## YOUR OBJECTIVE
All the data should be repeated exactly. Any image in it is left out.

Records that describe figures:
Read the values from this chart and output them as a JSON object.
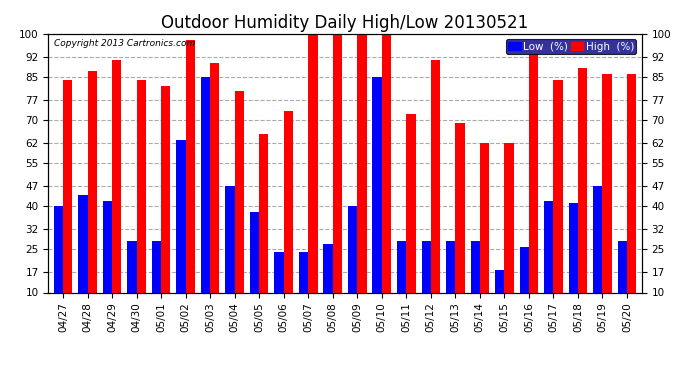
{
  "title": "Outdoor Humidity Daily High/Low 20130521",
  "copyright": "Copyright 2013 Cartronics.com",
  "legend_low_label": "Low  (%)",
  "legend_high_label": "High  (%)",
  "dates": [
    "04/27",
    "04/28",
    "04/29",
    "04/30",
    "05/01",
    "05/02",
    "05/03",
    "05/04",
    "05/05",
    "05/06",
    "05/07",
    "05/08",
    "05/09",
    "05/10",
    "05/11",
    "05/12",
    "05/13",
    "05/14",
    "05/15",
    "05/16",
    "05/17",
    "05/18",
    "05/19",
    "05/20"
  ],
  "high_values": [
    84,
    87,
    91,
    84,
    82,
    98,
    90,
    80,
    65,
    73,
    100,
    100,
    100,
    100,
    72,
    91,
    69,
    62,
    62,
    93,
    84,
    88,
    86,
    86
  ],
  "low_values": [
    40,
    44,
    42,
    28,
    28,
    63,
    85,
    47,
    38,
    24,
    24,
    27,
    40,
    85,
    28,
    28,
    28,
    28,
    18,
    26,
    42,
    41,
    47,
    28
  ],
  "high_color": "#ff0000",
  "low_color": "#0000ff",
  "bg_color": "#ffffff",
  "grid_color": "#aaaaaa",
  "yticks": [
    10,
    17,
    25,
    32,
    40,
    47,
    55,
    62,
    70,
    77,
    85,
    92,
    100
  ],
  "ymin": 10,
  "ymax": 100,
  "bar_width": 0.38,
  "title_fontsize": 12,
  "tick_fontsize": 7.5,
  "legend_fontsize": 7.5
}
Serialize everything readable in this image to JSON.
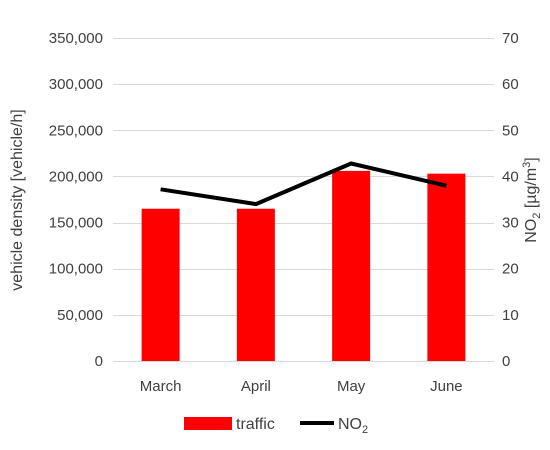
{
  "chart_data": {
    "type": "bar",
    "categories": [
      "March",
      "April",
      "May",
      "June"
    ],
    "series": [
      {
        "name": "traffic",
        "type": "bar",
        "axis": "left",
        "color": "#ff0000",
        "values": [
          165000,
          165000,
          206000,
          203000
        ]
      },
      {
        "name": "NO2",
        "type": "line",
        "axis": "right",
        "color": "#000000",
        "values": [
          37.2,
          34.0,
          42.8,
          38.0
        ]
      }
    ],
    "y_left": {
      "label": "vehicle density [vehicle/h]",
      "ylim": [
        0,
        350000
      ],
      "ticks": [
        0,
        50000,
        100000,
        150000,
        200000,
        250000,
        300000,
        350000
      ],
      "tick_labels": [
        "0",
        "50,000",
        "100,000",
        "150,000",
        "200,000",
        "250,000",
        "300,000",
        "350,000"
      ]
    },
    "y_right": {
      "label_main": "NO",
      "label_sub": "2",
      "label_unit": " [µg/m",
      "label_sup": "3",
      "label_close": "]",
      "ylim": [
        0,
        70
      ],
      "ticks": [
        0,
        10,
        20,
        30,
        40,
        50,
        60,
        70
      ],
      "tick_labels": [
        "0",
        "10",
        "20",
        "30",
        "40",
        "50",
        "60",
        "70"
      ]
    },
    "grid": true,
    "legend": {
      "position": "bottom",
      "entries": [
        {
          "label": "traffic",
          "marker": "bar",
          "color": "#ff0000"
        },
        {
          "label_main": "NO",
          "label_sub": "2",
          "marker": "line",
          "color": "#000000"
        }
      ]
    },
    "colors": {
      "gridline": "#d9d9d9",
      "text": "#404040"
    }
  }
}
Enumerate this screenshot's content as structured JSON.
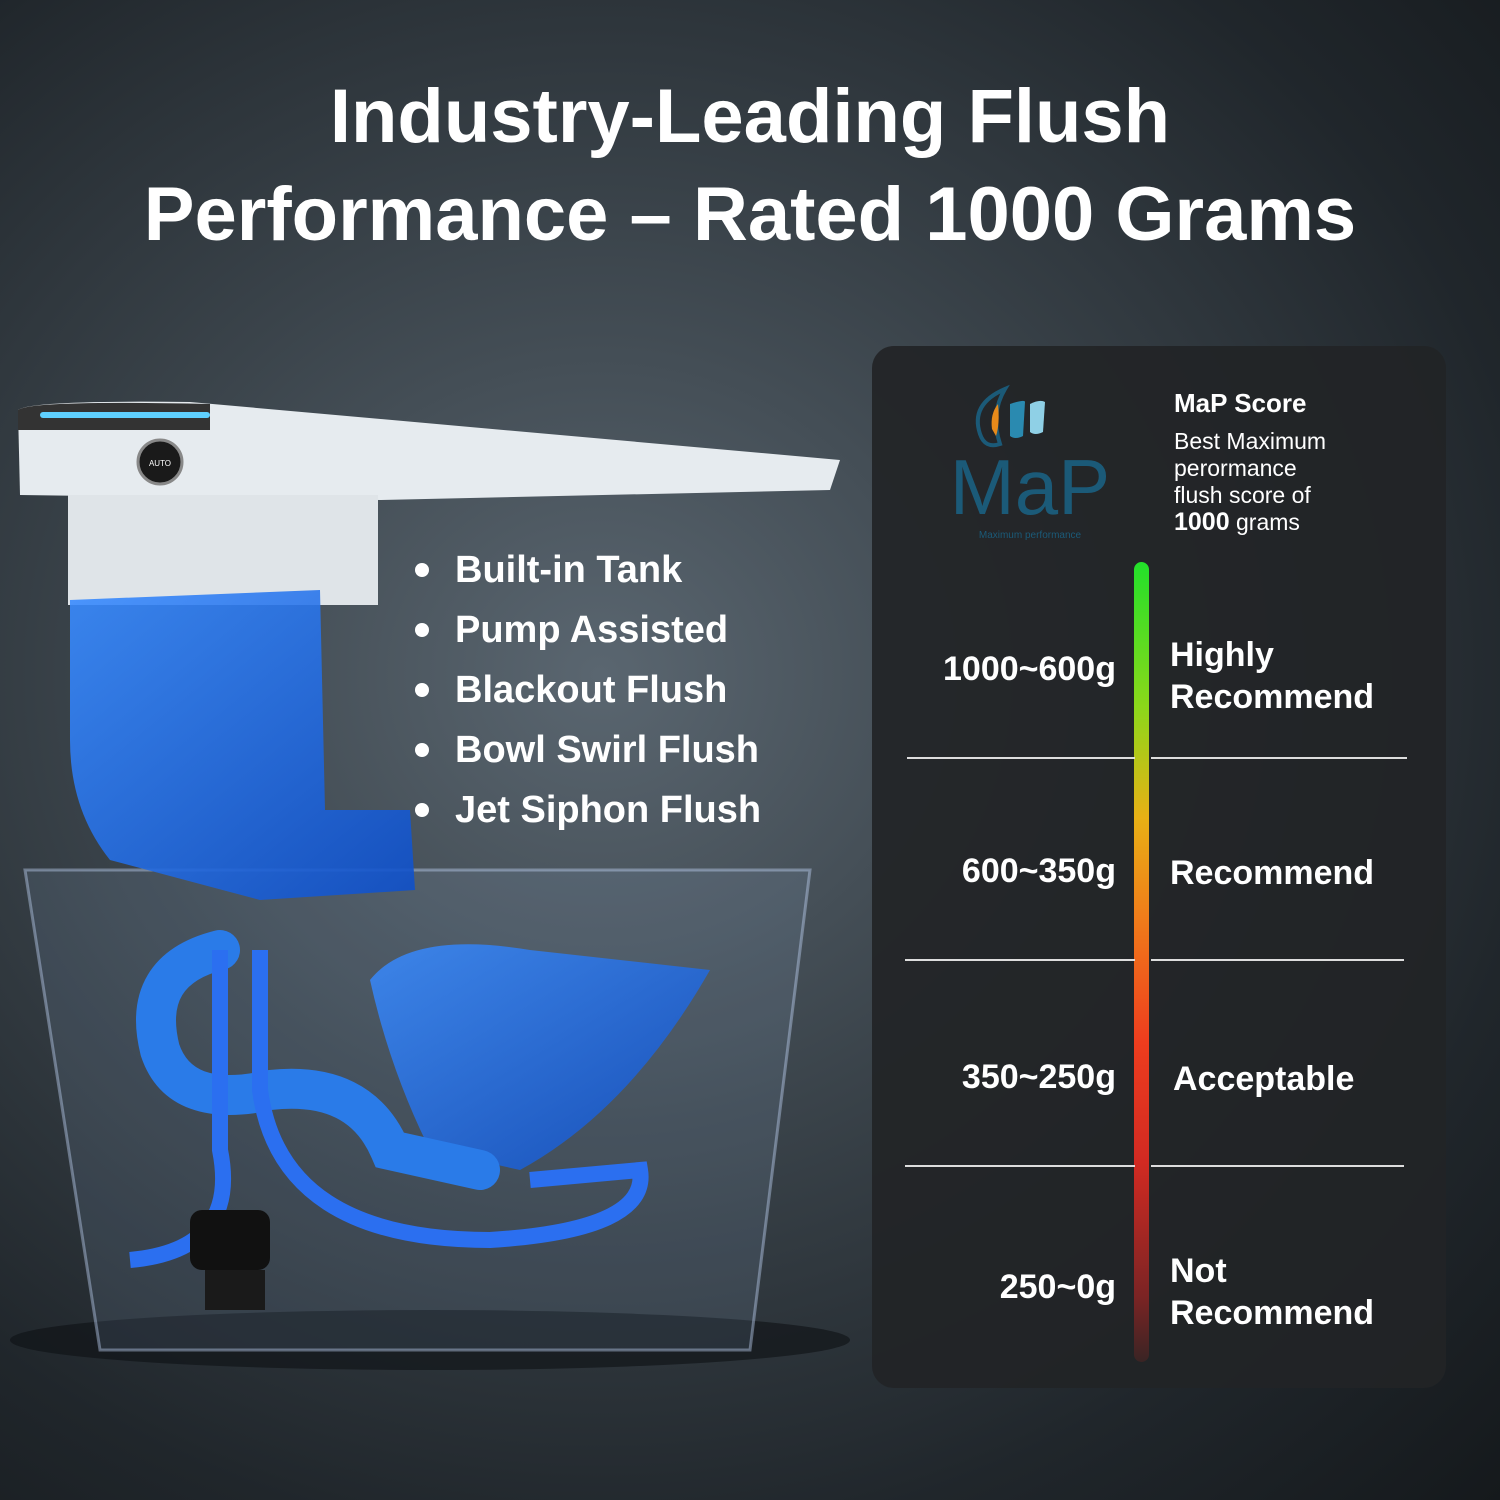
{
  "title": {
    "line1": "Industry-Leading Flush",
    "line2": "Performance – Rated 1000 Grams"
  },
  "features": [
    "Built-in Tank",
    "Pump Assisted",
    "Blackout Flush",
    "Bowl Swirl Flush",
    "Jet Siphon Flush"
  ],
  "seat_button_label": "AUTO",
  "panel": {
    "logo": {
      "text": "MaP",
      "subtext": "Maximum performance"
    },
    "heading": "MaP Score",
    "desc_lines": [
      "Best Maximum",
      "perormance",
      "flush score of"
    ],
    "desc_value": "1000",
    "desc_unit": "grams",
    "rows": [
      {
        "range": "1000~600g",
        "label_lines": [
          "Highly",
          "Recommend"
        ]
      },
      {
        "range": "600~350g",
        "label_lines": [
          "Recommend",
          ""
        ]
      },
      {
        "range": "350~250g",
        "label_lines": [
          "Acceptable",
          ""
        ]
      },
      {
        "range": "250~0g",
        "label_lines": [
          "Not",
          "Recommend"
        ]
      }
    ]
  },
  "colors": {
    "water": "#1f6fe0",
    "logo": "#1b5a78",
    "bar_top": "#22e02a",
    "bar_bottom": "#3a2424"
  }
}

## TASK SOLUTION
Read the values from this chart and output them as a JSON object.
{
  "title": "Outdoor Humidity Daily High/Low 20130521",
  "copyright": "Copyright 2013 Cartronics.com",
  "legend_low_label": "Low  (%)",
  "legend_high_label": "High  (%)",
  "dates": [
    "04/27",
    "04/28",
    "04/29",
    "04/30",
    "05/01",
    "05/02",
    "05/03",
    "05/04",
    "05/05",
    "05/06",
    "05/07",
    "05/08",
    "05/09",
    "05/10",
    "05/11",
    "05/12",
    "05/13",
    "05/14",
    "05/15",
    "05/16",
    "05/17",
    "05/18",
    "05/19",
    "05/20"
  ],
  "high_values": [
    84,
    87,
    91,
    84,
    82,
    98,
    90,
    80,
    65,
    73,
    100,
    100,
    100,
    100,
    72,
    91,
    69,
    62,
    62,
    93,
    84,
    88,
    86,
    86
  ],
  "low_values": [
    40,
    44,
    42,
    28,
    28,
    63,
    85,
    47,
    38,
    24,
    24,
    27,
    40,
    85,
    28,
    28,
    28,
    28,
    18,
    26,
    42,
    41,
    47,
    28
  ],
  "high_color": "#ff0000",
  "low_color": "#0000ff",
  "bg_color": "#ffffff",
  "grid_color": "#aaaaaa",
  "yticks": [
    10,
    17,
    25,
    32,
    40,
    47,
    55,
    62,
    70,
    77,
    85,
    92,
    100
  ],
  "ymin": 10,
  "ymax": 100,
  "bar_width": 0.38,
  "title_fontsize": 12,
  "tick_fontsize": 7.5,
  "legend_fontsize": 7.5
}
Serialize everything readable in this image to JSON.
{
  "chart_data": {
    "type": "bar",
    "categories": [
      "March",
      "April",
      "May",
      "June"
    ],
    "series": [
      {
        "name": "traffic",
        "type": "bar",
        "axis": "left",
        "color": "#ff0000",
        "values": [
          165000,
          165000,
          206000,
          203000
        ]
      },
      {
        "name": "NO2",
        "type": "line",
        "axis": "right",
        "color": "#000000",
        "values": [
          37.2,
          34.0,
          42.8,
          38.0
        ]
      }
    ],
    "y_left": {
      "label": "vehicle density [vehicle/h]",
      "ylim": [
        0,
        350000
      ],
      "ticks": [
        0,
        50000,
        100000,
        150000,
        200000,
        250000,
        300000,
        350000
      ],
      "tick_labels": [
        "0",
        "50,000",
        "100,000",
        "150,000",
        "200,000",
        "250,000",
        "300,000",
        "350,000"
      ]
    },
    "y_right": {
      "label_main": "NO",
      "label_sub": "2",
      "label_unit": " [µg/m",
      "label_sup": "3",
      "label_close": "]",
      "ylim": [
        0,
        70
      ],
      "ticks": [
        0,
        10,
        20,
        30,
        40,
        50,
        60,
        70
      ],
      "tick_labels": [
        "0",
        "10",
        "20",
        "30",
        "40",
        "50",
        "60",
        "70"
      ]
    },
    "grid": true,
    "legend": {
      "position": "bottom",
      "entries": [
        {
          "label": "traffic",
          "marker": "bar",
          "color": "#ff0000"
        },
        {
          "label_main": "NO",
          "label_sub": "2",
          "marker": "line",
          "color": "#000000"
        }
      ]
    },
    "colors": {
      "gridline": "#d9d9d9",
      "text": "#404040"
    }
  }
}
Enumerate this screenshot's content as structured JSON.
{
  "title": {
    "line1": "Industry-Leading Flush",
    "line2": "Performance – Rated 1000 Grams"
  },
  "features": [
    "Built-in Tank",
    "Pump Assisted",
    "Blackout Flush",
    "Bowl Swirl Flush",
    "Jet Siphon Flush"
  ],
  "seat_button_label": "AUTO",
  "panel": {
    "logo": {
      "text": "MaP",
      "subtext": "Maximum performance"
    },
    "heading": "MaP Score",
    "desc_lines": [
      "Best Maximum",
      "perormance",
      "flush score of"
    ],
    "desc_value": "1000",
    "desc_unit": "grams",
    "rows": [
      {
        "range": "1000~600g",
        "label_lines": [
          "Highly",
          "Recommend"
        ]
      },
      {
        "range": "600~350g",
        "label_lines": [
          "Recommend",
          ""
        ]
      },
      {
        "range": "350~250g",
        "label_lines": [
          "Acceptable",
          ""
        ]
      },
      {
        "range": "250~0g",
        "label_lines": [
          "Not",
          "Recommend"
        ]
      }
    ]
  },
  "colors": {
    "water": "#1f6fe0",
    "logo": "#1b5a78",
    "bar_top": "#22e02a",
    "bar_bottom": "#3a2424"
  }
}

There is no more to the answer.